## TO BE DONE
Pick out each line of the records that includes the string "centrometeo", and copy it.

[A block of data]
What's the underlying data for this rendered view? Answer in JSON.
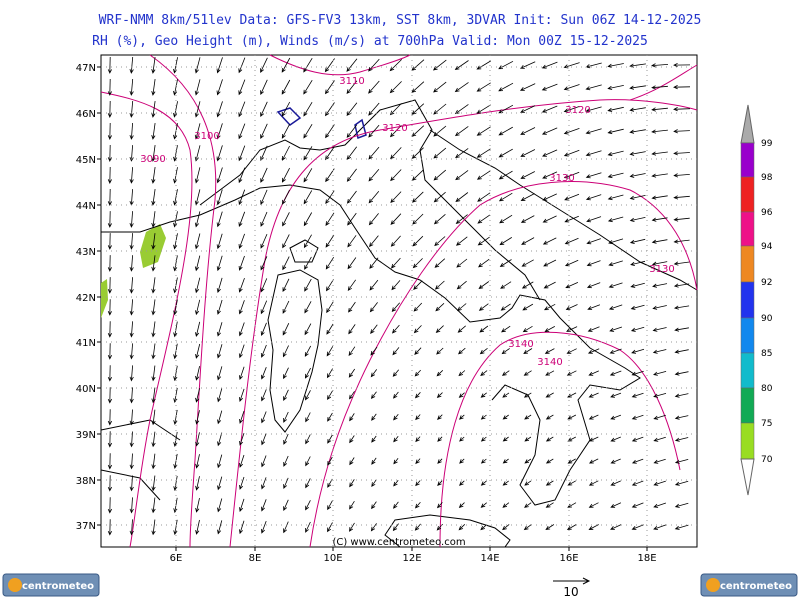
{
  "header": {
    "line1": "WRF-NMM 8km/51lev  Data: GFS-FV3 13km, SST 8km, 3DVAR  Init: Sun 06Z 14-12-2025",
    "line2": "RH (%), Geo Height (m), Winds (m/s) at 700hPa  Valid: Mon 00Z 15-12-2025"
  },
  "map": {
    "lat_labels": [
      "47N",
      "46N",
      "45N",
      "44N",
      "43N",
      "42N",
      "41N",
      "40N",
      "39N",
      "38N",
      "37N"
    ],
    "lon_labels": [
      "6E",
      "8E",
      "10E",
      "12E",
      "14E",
      "16E",
      "18E"
    ],
    "contour_labels": [
      "3110",
      "3120",
      "3120",
      "3100",
      "3090",
      "3130",
      "3130",
      "3140",
      "3140"
    ],
    "copyright": "(C) www.centrometeo.com"
  },
  "colorbar": {
    "labels": [
      "99",
      "98",
      "96",
      "94",
      "92",
      "90",
      "85",
      "80",
      "75",
      "70"
    ]
  },
  "reference_vector": {
    "label": "10"
  },
  "logos": {
    "left": "centrometeo",
    "right": "centrometeo"
  }
}
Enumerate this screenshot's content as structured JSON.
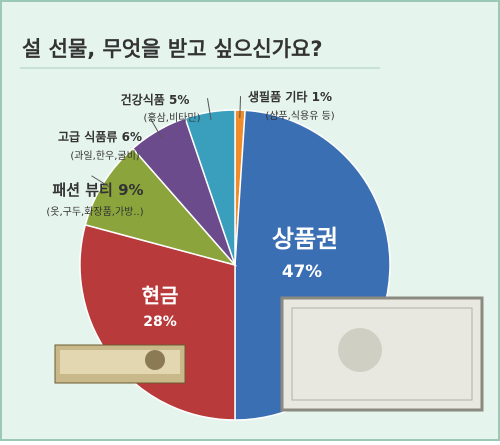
{
  "chart_data": {
    "type": "pie",
    "title": "설 선물, 무엇을 받고 싶으신가요?",
    "categories": [
      "생필품 기타",
      "상품권",
      "현금",
      "패션 뷰티",
      "고급 식품류",
      "건강식품"
    ],
    "values": [
      1,
      47,
      28,
      9,
      6,
      5
    ],
    "value_labels": [
      "1%",
      "47%",
      "28%",
      "9%",
      "6%",
      "5%"
    ],
    "sublabels": [
      "(샴푸,식용유 등)",
      null,
      null,
      "(옷,구두,화장품,가방..)",
      "(과일,한우,굴비)",
      "(홍삼,비타민)"
    ],
    "colors": [
      "#ef8d2c",
      "#3b6fb3",
      "#b83a3b",
      "#8ba53c",
      "#6b4b8c",
      "#3a9fbd"
    ]
  }
}
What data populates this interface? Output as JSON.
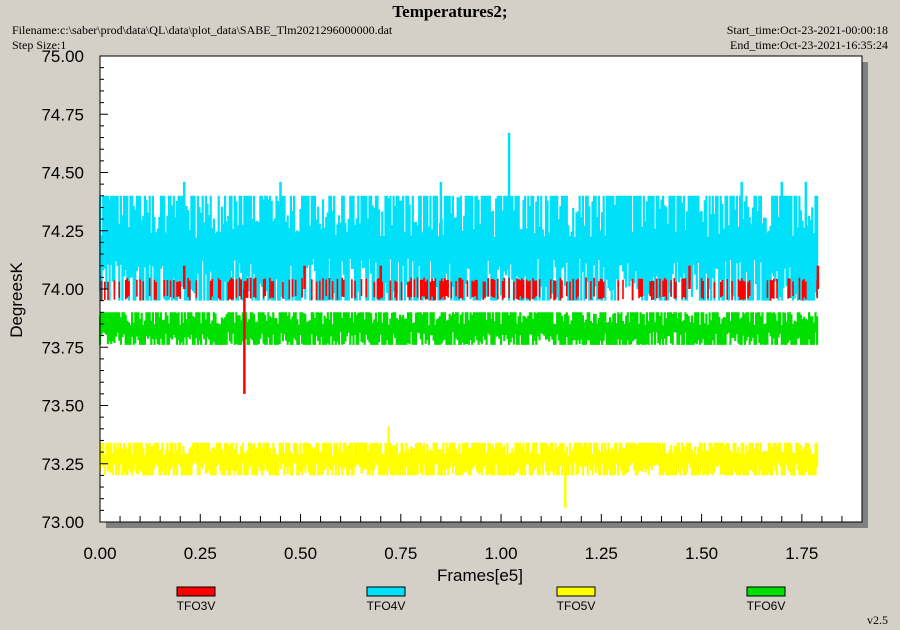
{
  "header": {
    "title": "Temperatures2;",
    "filename": "Filename:c:\\saber\\prod\\data\\QL\\data\\plot_data\\SABE_Tlm2021296000000.dat",
    "step_size": "Step Size:1",
    "start_time": "Start_time:Oct-23-2021-00:00:18",
    "end_time": "End_time:Oct-23-2021-16:35:24"
  },
  "footer": {
    "version": "v2.5"
  },
  "colors": {
    "TFO3V": "#ff0000",
    "TFO4V": "#00e0f8",
    "TFO5V": "#ffff00",
    "TFO6V": "#00e000"
  },
  "chart_data": {
    "type": "line",
    "title": "Temperatures2;",
    "xlabel": "Frames[e5]",
    "ylabel": "DegreesK",
    "xlim": [
      0.0,
      1.9
    ],
    "ylim": [
      73.0,
      75.0
    ],
    "xticks": [
      "0.00",
      "0.25",
      "0.50",
      "0.75",
      "1.00",
      "1.25",
      "1.50",
      "1.75"
    ],
    "yticks": [
      "73.00",
      "73.25",
      "73.50",
      "73.75",
      "74.00",
      "74.25",
      "74.50",
      "74.75",
      "75.00"
    ],
    "legend_position": "bottom",
    "series": [
      {
        "name": "TFO3V",
        "typical_range": [
          73.95,
          74.05
        ],
        "spikes": [
          {
            "x": 0.36,
            "y": 73.55
          },
          {
            "x": 0.21,
            "y": 74.1
          },
          {
            "x": 0.51,
            "y": 74.1
          },
          {
            "x": 0.7,
            "y": 74.1
          },
          {
            "x": 1.47,
            "y": 74.1
          },
          {
            "x": 1.79,
            "y": 74.1
          }
        ]
      },
      {
        "name": "TFO4V",
        "typical_range": [
          73.95,
          74.4
        ],
        "spikes": [
          {
            "x": 1.02,
            "y": 74.67
          },
          {
            "x": 0.21,
            "y": 74.46
          },
          {
            "x": 0.45,
            "y": 74.46
          },
          {
            "x": 0.85,
            "y": 74.46
          },
          {
            "x": 1.6,
            "y": 74.46
          },
          {
            "x": 1.7,
            "y": 74.46
          },
          {
            "x": 1.76,
            "y": 74.46
          }
        ]
      },
      {
        "name": "TFO5V",
        "typical_range": [
          73.2,
          73.34
        ],
        "spikes": [
          {
            "x": 0.72,
            "y": 73.41
          },
          {
            "x": 1.16,
            "y": 73.06
          }
        ]
      },
      {
        "name": "TFO6V",
        "typical_range": [
          73.76,
          73.9
        ],
        "spikes": []
      }
    ]
  }
}
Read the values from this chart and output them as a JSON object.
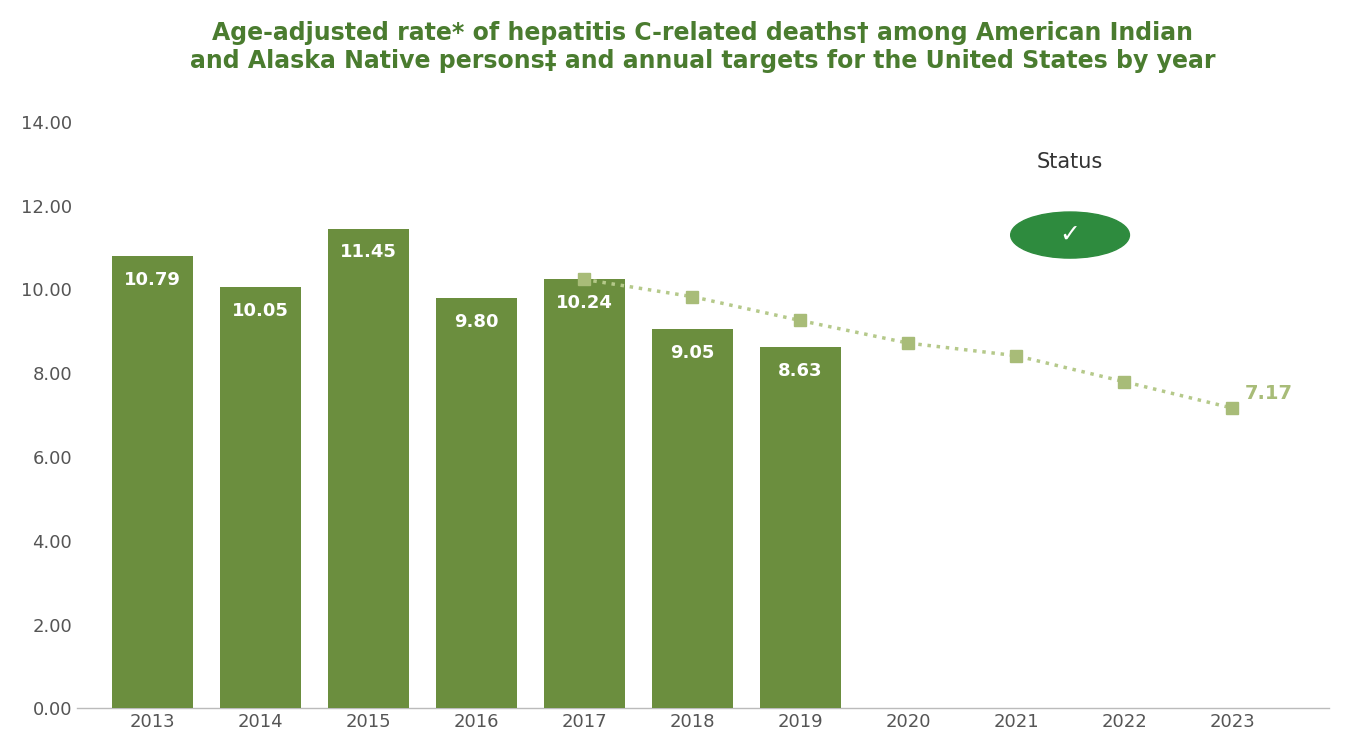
{
  "title": "Age-adjusted rate* of hepatitis C-related deaths† among American Indian\nand Alaska Native persons‡ and annual targets for the United States by year",
  "title_color": "#4a7c2f",
  "bar_years": [
    2013,
    2014,
    2015,
    2016,
    2017,
    2018,
    2019
  ],
  "bar_values": [
    10.79,
    10.05,
    11.45,
    9.8,
    10.24,
    9.05,
    8.63
  ],
  "bar_color": "#6b8e3e",
  "target_years": [
    2017,
    2018,
    2019,
    2020,
    2021,
    2022,
    2023
  ],
  "target_values": [
    10.24,
    9.83,
    9.26,
    8.72,
    8.42,
    7.8,
    7.17
  ],
  "target_color": "#a8bc78",
  "target_line_color": "#b5c98a",
  "last_target_value": 7.17,
  "last_target_year": 2023,
  "ylim": [
    0,
    14.8
  ],
  "yticks": [
    0.0,
    2.0,
    4.0,
    6.0,
    8.0,
    10.0,
    12.0,
    14.0
  ],
  "ytick_labels": [
    "0.00",
    "2.00",
    "4.00",
    "6.00",
    "8.00",
    "10.00",
    "12.00",
    "14.00"
  ],
  "all_years": [
    2013,
    2014,
    2015,
    2016,
    2017,
    2018,
    2019,
    2020,
    2021,
    2022,
    2023
  ],
  "background_color": "#ffffff",
  "status_label": "Status",
  "checkmark_color": "#2e8b3e",
  "bar_label_fontsize": 13,
  "title_fontsize": 17
}
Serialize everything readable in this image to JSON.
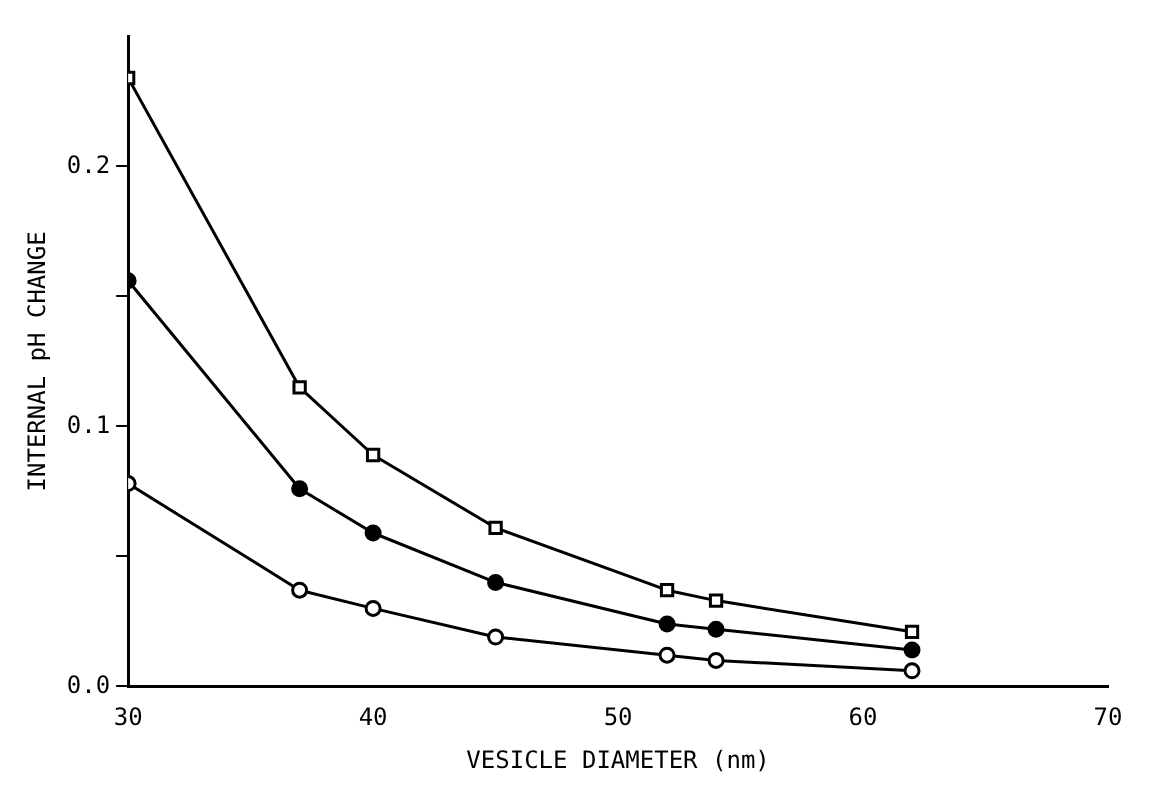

## COMPLETED TASK
    "copyright": "(C) www.centrometeo.com"
    "left": "centrometeo",
    "right": "centrometeo"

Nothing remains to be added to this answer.